DO THIS: Report how many lines below contain the word "истории". Give only the number.

RECORDS SUPPLIED:
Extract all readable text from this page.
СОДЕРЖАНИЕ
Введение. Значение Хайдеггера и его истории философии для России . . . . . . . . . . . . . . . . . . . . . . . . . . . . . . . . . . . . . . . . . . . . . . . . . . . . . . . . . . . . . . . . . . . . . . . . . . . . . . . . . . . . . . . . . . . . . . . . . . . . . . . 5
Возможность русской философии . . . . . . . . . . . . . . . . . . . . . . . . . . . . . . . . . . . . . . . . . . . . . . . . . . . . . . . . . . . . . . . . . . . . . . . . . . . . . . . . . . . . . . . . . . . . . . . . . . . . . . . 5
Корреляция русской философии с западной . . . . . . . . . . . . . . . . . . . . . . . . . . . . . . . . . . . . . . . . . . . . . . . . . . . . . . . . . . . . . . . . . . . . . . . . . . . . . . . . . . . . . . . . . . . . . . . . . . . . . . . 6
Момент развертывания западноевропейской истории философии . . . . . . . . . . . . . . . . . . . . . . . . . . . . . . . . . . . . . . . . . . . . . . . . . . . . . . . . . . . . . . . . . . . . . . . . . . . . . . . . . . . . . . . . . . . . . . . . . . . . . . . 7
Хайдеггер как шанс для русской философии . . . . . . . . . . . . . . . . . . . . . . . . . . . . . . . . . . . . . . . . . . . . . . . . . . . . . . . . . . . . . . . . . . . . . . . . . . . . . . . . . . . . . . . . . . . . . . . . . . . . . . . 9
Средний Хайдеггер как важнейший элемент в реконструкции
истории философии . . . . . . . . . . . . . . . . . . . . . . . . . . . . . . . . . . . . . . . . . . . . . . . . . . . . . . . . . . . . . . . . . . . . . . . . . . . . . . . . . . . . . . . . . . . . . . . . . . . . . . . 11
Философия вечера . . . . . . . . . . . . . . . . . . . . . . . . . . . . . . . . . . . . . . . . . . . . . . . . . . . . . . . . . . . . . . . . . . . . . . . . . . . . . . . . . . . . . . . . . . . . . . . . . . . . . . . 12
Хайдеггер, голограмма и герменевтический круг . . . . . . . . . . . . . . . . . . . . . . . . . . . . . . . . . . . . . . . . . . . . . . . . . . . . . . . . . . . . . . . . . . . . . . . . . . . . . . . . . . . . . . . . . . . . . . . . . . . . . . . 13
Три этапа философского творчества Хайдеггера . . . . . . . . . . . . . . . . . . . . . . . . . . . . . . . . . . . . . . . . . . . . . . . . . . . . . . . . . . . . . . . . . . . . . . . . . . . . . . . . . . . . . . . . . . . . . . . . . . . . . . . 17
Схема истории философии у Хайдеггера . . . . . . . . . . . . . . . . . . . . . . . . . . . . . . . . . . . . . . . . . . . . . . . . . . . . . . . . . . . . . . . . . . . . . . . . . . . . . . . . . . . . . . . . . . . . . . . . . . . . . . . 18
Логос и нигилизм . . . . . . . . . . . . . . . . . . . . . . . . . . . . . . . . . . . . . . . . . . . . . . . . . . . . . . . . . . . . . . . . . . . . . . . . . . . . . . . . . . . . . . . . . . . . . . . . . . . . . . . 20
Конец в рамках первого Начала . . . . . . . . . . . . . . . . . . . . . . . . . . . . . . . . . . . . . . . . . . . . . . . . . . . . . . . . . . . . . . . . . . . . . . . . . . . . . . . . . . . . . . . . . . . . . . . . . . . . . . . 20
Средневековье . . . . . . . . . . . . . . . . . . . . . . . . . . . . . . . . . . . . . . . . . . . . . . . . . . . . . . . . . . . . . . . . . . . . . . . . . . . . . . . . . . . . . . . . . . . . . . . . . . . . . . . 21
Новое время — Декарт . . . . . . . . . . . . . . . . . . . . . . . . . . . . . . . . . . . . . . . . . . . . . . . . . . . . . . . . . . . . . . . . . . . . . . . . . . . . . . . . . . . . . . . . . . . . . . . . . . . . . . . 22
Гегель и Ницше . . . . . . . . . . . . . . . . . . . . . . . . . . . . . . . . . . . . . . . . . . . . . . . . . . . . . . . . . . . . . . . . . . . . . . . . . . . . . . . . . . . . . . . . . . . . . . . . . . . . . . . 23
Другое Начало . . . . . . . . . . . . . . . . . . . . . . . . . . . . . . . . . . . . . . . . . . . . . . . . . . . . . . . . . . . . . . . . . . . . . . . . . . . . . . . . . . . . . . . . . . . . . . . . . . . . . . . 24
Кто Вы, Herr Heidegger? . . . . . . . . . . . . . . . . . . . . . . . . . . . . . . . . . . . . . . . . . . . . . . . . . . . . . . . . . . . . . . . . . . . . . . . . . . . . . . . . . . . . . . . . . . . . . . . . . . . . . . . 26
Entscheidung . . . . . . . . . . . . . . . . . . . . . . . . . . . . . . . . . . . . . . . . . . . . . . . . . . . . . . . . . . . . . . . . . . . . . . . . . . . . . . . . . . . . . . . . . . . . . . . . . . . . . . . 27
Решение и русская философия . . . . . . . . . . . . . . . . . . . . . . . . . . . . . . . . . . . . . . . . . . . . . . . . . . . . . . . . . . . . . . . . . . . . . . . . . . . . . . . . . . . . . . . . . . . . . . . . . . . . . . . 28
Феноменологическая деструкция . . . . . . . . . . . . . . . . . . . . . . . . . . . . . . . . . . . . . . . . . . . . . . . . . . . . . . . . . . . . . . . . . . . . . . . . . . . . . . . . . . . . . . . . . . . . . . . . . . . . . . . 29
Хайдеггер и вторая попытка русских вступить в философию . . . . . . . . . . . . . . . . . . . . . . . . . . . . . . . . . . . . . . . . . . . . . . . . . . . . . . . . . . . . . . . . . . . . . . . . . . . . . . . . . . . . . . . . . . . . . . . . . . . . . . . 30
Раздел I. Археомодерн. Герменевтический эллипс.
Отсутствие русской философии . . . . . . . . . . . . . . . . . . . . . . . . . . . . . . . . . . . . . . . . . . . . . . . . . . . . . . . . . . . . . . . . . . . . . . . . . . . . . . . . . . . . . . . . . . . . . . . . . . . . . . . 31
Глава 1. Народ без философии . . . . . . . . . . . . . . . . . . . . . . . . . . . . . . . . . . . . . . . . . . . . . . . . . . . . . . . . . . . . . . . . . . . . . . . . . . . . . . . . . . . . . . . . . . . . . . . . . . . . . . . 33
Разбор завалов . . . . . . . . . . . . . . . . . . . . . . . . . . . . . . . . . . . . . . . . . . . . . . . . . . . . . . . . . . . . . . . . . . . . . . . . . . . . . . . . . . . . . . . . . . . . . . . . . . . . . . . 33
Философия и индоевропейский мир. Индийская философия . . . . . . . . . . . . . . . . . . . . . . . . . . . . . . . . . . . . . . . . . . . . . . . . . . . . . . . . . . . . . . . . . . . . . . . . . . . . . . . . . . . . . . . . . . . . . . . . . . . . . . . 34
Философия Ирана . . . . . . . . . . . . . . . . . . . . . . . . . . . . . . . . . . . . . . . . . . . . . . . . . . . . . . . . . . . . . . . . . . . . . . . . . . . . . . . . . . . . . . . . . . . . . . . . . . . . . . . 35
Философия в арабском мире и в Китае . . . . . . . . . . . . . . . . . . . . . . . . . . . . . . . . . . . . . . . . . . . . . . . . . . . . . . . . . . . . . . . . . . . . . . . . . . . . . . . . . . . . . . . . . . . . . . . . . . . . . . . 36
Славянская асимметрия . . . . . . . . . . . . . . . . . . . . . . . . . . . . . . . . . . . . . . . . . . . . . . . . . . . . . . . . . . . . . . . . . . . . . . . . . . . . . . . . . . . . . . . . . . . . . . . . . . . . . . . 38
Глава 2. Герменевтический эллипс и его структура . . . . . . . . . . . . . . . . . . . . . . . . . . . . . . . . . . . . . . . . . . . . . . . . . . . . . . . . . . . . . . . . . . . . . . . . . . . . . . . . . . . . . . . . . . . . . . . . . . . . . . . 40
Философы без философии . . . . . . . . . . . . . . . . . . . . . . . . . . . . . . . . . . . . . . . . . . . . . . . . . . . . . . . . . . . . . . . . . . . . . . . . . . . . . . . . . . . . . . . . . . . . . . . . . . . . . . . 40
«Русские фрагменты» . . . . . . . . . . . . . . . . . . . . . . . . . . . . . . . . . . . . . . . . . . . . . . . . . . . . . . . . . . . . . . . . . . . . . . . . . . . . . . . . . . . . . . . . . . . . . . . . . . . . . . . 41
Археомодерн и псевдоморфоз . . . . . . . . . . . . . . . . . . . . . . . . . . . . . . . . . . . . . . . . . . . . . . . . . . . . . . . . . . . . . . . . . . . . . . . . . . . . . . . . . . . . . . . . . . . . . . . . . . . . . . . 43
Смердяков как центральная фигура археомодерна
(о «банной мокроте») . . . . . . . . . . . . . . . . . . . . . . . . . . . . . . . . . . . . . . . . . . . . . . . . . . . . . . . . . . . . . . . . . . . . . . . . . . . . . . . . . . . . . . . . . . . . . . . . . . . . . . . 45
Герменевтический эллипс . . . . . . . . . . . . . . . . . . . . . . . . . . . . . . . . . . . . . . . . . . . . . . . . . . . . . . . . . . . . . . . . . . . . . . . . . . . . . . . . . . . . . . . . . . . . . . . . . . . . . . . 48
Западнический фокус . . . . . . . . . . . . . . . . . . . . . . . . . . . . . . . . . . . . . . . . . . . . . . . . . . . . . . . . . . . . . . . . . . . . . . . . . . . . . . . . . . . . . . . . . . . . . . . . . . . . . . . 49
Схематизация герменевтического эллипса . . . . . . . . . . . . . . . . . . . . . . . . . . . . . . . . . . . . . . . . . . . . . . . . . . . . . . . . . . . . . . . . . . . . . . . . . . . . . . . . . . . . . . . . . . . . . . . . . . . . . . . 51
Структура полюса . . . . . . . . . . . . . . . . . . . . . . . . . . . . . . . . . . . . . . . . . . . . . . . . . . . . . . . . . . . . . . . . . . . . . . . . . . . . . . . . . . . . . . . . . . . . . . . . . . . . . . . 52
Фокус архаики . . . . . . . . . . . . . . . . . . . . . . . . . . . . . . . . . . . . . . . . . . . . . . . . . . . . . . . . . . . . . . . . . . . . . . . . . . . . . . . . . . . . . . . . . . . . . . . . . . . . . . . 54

SOLUTION FOR THIS TASK: 4